» Stated task
Take every line from the listing below that contains "colors".

Stored records:
========================
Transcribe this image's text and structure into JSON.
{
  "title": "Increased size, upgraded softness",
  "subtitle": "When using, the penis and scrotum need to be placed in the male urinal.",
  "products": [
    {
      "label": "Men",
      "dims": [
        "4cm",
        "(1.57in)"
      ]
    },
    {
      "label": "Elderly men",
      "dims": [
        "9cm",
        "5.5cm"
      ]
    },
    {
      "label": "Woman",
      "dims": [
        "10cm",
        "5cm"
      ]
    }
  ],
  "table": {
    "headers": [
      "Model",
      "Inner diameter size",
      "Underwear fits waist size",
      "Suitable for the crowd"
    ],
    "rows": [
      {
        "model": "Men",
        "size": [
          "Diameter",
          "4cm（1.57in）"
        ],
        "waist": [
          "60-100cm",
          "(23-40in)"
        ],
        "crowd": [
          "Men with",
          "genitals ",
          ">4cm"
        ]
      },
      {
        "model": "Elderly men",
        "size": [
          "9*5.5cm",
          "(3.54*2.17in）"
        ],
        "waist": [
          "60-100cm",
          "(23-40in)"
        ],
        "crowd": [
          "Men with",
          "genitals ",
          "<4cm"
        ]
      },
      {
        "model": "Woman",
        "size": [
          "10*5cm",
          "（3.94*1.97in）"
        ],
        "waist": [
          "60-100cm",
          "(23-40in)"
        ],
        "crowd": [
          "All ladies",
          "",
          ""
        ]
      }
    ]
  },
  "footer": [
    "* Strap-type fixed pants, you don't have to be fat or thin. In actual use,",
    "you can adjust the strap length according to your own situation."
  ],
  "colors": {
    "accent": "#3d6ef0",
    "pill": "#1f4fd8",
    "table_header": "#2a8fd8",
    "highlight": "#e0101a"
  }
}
========================
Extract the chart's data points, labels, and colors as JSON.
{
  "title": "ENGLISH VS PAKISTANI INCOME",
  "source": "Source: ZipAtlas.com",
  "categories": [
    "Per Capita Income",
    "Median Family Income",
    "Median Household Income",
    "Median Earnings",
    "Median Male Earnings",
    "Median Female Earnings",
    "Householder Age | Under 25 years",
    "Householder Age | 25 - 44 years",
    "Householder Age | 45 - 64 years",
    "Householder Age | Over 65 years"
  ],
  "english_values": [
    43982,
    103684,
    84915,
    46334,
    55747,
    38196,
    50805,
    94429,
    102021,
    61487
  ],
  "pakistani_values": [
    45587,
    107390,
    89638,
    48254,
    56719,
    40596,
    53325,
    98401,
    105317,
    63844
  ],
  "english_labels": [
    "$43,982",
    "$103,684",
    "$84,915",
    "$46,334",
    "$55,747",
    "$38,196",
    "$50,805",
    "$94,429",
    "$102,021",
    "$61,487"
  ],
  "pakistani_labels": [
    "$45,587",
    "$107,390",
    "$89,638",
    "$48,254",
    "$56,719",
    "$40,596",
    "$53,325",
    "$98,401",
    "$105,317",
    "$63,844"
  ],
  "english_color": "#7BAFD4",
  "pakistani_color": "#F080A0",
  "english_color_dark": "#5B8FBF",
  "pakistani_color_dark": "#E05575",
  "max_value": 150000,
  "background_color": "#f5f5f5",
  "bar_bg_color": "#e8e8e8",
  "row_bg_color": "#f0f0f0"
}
========================
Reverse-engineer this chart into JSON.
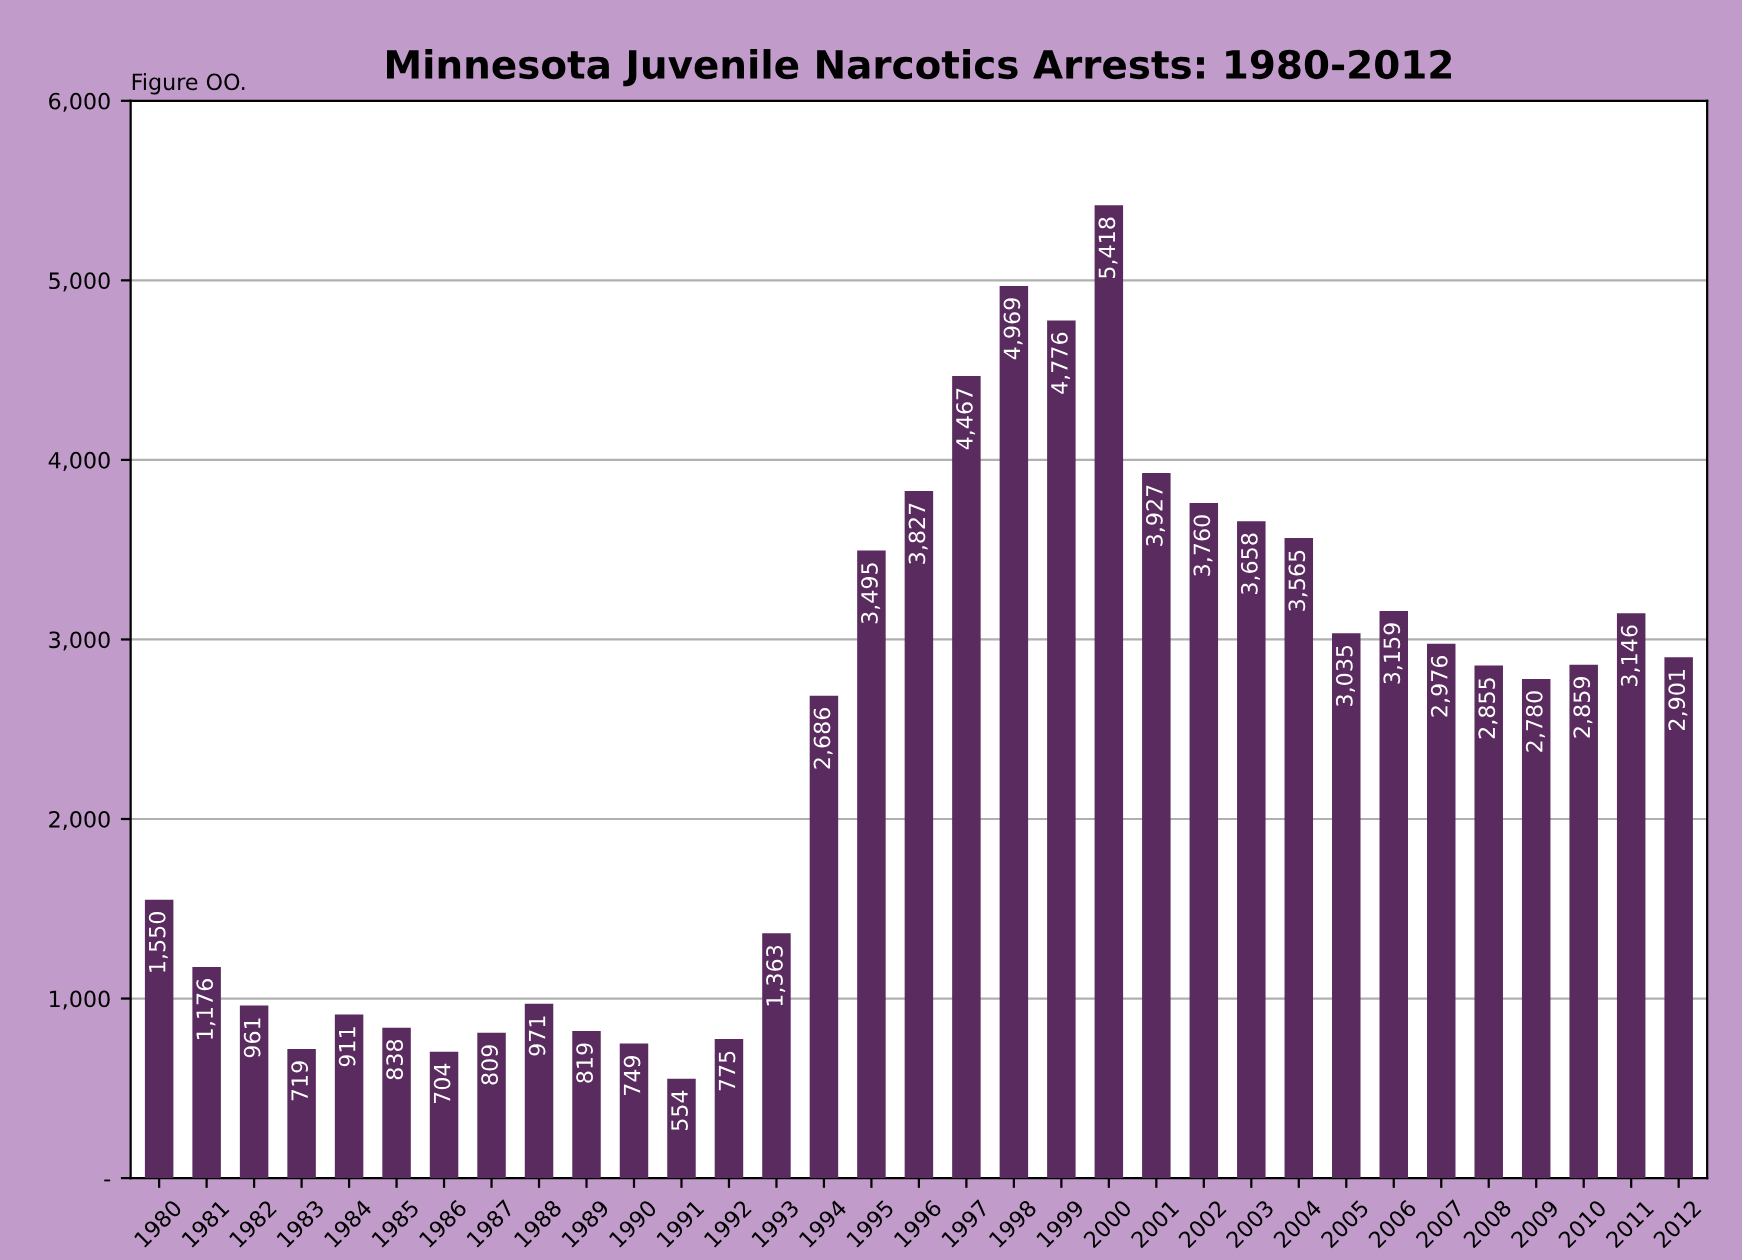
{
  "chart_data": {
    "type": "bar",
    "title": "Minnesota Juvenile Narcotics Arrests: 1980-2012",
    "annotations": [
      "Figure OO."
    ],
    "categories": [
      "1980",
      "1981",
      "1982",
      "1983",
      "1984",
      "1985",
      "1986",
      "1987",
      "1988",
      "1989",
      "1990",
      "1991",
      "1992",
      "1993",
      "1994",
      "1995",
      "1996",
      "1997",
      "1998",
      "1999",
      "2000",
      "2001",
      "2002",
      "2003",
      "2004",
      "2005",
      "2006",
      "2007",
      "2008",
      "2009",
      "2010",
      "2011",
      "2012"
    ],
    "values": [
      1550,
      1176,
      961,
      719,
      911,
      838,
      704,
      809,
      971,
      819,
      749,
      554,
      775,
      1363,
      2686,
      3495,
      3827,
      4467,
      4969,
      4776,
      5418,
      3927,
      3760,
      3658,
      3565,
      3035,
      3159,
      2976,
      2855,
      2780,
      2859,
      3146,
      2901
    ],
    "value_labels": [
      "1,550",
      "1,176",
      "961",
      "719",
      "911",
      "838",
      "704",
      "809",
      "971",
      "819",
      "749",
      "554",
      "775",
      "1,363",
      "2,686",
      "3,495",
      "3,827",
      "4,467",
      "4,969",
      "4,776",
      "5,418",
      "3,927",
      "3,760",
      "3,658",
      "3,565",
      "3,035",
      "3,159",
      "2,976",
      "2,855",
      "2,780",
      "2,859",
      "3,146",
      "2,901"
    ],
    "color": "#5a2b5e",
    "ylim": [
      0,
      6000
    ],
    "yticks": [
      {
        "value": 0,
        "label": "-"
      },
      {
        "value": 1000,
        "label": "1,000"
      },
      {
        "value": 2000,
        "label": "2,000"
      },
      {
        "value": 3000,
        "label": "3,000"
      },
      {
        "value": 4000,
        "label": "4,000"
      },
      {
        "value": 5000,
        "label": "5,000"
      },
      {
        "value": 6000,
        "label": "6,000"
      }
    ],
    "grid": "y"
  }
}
========================
» Task response
  "colors": {
Extract the chart's data points, labels, and colors as JSON.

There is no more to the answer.